Passage for review Start Marker

Full-color Amplitude Surrogate Toolkit for QCD

pytorch Config style: Hydra Code style: Black MLOps: MLflow

FASTColor is a Python-based tool designed to perform leading-color amplitude reweighting using machine learning techniques. It enables unweighted event generation at full-color accuracy by leveraging neural networks trained to reweight them from leading-color accuracy. This improves computational efficiency and speeds-up the generation of QCD processes.

Installation

To install FASTColor, clone the repository and install dependencies:

git clone git@github.com:madgraph-ml/fastcolor.git
# then install in dev mode
cd madrecolor
pip install --editable .

Dependencies

  • Python 3.x
  • NumPy 1.x
  • Black
  • PyTorch 2.x
  • Hydra 1.3
  • MLflow 2.22.0

Usage

Training a model:

python run.py -cn config/config_file.yaml

A folder will be created in results/ with the name of the model employed for better traceability. Inside, a new subfolder will appear with the date and time of the run, and will contain log files, the config of the run, the trained model and plots.

Passage for review End Marker
Input data Start Marker

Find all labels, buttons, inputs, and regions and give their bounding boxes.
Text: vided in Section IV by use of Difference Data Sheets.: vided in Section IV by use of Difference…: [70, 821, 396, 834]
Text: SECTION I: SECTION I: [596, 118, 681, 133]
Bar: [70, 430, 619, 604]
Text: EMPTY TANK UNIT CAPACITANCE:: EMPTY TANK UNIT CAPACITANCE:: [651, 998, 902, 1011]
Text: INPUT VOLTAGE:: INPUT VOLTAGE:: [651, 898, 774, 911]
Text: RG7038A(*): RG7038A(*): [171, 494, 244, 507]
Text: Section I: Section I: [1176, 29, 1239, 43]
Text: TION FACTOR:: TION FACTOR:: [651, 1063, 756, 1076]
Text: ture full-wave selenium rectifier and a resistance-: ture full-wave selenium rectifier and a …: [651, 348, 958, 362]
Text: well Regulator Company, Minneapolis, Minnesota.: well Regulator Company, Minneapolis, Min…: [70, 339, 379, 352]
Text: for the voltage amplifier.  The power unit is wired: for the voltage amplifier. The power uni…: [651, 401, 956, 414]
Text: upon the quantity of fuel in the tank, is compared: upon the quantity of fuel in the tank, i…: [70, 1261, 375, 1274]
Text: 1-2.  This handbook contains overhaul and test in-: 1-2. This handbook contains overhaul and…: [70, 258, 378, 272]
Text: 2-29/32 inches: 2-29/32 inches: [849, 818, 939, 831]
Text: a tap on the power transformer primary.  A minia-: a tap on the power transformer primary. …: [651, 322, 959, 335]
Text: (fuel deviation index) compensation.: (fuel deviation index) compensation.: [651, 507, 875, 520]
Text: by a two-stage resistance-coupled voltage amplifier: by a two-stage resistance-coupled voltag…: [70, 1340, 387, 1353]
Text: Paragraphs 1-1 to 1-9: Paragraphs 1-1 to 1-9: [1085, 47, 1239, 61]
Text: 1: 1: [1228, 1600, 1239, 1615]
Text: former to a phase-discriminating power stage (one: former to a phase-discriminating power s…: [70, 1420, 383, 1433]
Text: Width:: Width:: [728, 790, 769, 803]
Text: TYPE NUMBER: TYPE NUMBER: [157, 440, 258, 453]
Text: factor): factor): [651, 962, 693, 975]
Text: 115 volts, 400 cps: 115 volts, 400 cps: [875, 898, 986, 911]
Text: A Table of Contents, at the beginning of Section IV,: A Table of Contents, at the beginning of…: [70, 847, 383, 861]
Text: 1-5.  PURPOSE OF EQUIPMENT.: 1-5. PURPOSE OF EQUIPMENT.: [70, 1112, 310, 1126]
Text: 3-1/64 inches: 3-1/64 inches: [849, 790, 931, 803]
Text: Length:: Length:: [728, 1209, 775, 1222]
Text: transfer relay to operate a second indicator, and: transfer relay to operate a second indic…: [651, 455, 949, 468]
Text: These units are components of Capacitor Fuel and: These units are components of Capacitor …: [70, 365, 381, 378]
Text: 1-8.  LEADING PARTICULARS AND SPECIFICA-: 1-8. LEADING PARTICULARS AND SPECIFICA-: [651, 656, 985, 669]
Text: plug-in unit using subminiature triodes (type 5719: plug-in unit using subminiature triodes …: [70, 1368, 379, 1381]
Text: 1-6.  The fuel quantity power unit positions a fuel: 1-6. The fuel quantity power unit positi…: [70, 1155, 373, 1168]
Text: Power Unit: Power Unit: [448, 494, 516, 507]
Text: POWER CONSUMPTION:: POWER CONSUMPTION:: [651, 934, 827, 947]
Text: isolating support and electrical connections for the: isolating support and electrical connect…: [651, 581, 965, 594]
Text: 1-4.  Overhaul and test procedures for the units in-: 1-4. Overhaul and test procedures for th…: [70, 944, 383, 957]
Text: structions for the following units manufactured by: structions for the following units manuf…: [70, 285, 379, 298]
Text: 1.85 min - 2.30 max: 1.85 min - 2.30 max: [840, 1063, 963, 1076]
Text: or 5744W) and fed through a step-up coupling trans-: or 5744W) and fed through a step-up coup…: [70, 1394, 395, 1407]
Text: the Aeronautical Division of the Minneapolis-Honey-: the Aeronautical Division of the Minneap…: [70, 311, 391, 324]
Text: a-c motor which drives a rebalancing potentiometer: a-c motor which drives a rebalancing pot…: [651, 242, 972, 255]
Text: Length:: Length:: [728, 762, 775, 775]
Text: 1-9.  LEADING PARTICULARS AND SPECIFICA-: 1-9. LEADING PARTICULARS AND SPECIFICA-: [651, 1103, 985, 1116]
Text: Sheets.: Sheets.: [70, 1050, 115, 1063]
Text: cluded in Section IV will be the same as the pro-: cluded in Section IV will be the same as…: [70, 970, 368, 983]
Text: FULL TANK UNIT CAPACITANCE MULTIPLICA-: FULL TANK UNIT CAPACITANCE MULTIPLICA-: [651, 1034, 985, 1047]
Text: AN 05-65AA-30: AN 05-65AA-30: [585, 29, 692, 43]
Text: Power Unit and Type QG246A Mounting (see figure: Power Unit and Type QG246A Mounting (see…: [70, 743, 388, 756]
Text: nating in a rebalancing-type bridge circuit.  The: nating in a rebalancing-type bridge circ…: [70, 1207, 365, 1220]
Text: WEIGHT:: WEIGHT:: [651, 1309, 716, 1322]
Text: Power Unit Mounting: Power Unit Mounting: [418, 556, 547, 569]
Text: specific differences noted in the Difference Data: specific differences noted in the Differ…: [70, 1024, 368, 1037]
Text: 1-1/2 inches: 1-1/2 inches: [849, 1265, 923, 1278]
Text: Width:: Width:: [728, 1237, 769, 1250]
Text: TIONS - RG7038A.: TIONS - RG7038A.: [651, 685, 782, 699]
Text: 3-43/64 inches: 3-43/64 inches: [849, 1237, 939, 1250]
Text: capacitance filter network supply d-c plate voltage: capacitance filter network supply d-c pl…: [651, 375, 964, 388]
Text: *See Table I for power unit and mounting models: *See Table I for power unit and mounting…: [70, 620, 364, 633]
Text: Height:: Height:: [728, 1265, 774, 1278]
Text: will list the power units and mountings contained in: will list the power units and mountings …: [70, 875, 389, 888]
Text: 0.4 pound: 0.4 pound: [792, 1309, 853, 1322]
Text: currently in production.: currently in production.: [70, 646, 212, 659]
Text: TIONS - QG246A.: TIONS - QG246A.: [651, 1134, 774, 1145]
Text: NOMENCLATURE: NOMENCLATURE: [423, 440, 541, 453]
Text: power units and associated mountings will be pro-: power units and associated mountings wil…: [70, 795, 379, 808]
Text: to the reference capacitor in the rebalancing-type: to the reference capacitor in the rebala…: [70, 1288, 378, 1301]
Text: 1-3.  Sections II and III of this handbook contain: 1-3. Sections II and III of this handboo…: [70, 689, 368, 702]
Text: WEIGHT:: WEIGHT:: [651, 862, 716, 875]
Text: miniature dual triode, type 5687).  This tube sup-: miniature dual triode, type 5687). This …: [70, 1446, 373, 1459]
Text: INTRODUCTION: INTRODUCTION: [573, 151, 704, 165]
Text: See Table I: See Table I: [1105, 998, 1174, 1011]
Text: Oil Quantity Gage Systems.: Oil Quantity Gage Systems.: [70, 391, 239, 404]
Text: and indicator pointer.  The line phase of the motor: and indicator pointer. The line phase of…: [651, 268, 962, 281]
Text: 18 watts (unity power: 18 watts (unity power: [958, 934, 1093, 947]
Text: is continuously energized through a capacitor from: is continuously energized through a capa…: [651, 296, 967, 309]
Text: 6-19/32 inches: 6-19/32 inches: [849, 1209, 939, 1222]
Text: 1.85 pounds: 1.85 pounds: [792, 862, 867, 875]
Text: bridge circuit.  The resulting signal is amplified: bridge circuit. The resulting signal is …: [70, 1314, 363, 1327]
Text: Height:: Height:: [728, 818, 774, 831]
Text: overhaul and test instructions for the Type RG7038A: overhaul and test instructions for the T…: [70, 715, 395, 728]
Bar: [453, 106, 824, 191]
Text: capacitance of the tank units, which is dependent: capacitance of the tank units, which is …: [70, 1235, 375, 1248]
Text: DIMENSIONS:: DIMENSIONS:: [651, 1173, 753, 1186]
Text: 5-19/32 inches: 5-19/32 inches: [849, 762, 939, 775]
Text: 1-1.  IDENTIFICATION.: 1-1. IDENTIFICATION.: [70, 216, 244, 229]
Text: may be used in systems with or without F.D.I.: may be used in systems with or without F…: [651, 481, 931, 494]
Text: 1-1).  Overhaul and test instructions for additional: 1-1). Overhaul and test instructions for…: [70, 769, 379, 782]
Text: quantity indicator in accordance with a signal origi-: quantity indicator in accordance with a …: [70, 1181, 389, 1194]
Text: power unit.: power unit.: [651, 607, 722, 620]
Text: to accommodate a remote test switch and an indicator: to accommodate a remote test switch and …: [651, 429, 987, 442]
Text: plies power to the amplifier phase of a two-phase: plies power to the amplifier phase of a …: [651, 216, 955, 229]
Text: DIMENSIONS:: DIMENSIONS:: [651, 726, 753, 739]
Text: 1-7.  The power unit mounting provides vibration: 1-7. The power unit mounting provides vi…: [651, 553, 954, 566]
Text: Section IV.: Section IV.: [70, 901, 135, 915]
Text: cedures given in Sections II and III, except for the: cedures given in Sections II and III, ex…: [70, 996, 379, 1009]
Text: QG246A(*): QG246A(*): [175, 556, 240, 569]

Input data End Marker

Your goal – Please copy the README for the toolkit verbatim, everything from "pytorch Config style: Hydra" down to "install --editable .". These records were drawn from a separate source.

Completed task –
pytorch Config style: Hydra Code style: Black MLOps: MLflow

FASTColor is a Python-based tool designed to perform leading-color amplitude reweighting using machine learning techniques. It enables unweighted event generation at full-color accuracy by leveraging neural networks trained to reweight them from leading-color accuracy. This improves computational efficiency and speeds-up the generation of QCD processes.

Installation

To install FASTColor, clone the repository and install dependencies:

git clone git@github.com:madgraph-ml/fastcolor.git
# then install in dev mode
cd madrecolor
pip install --editable .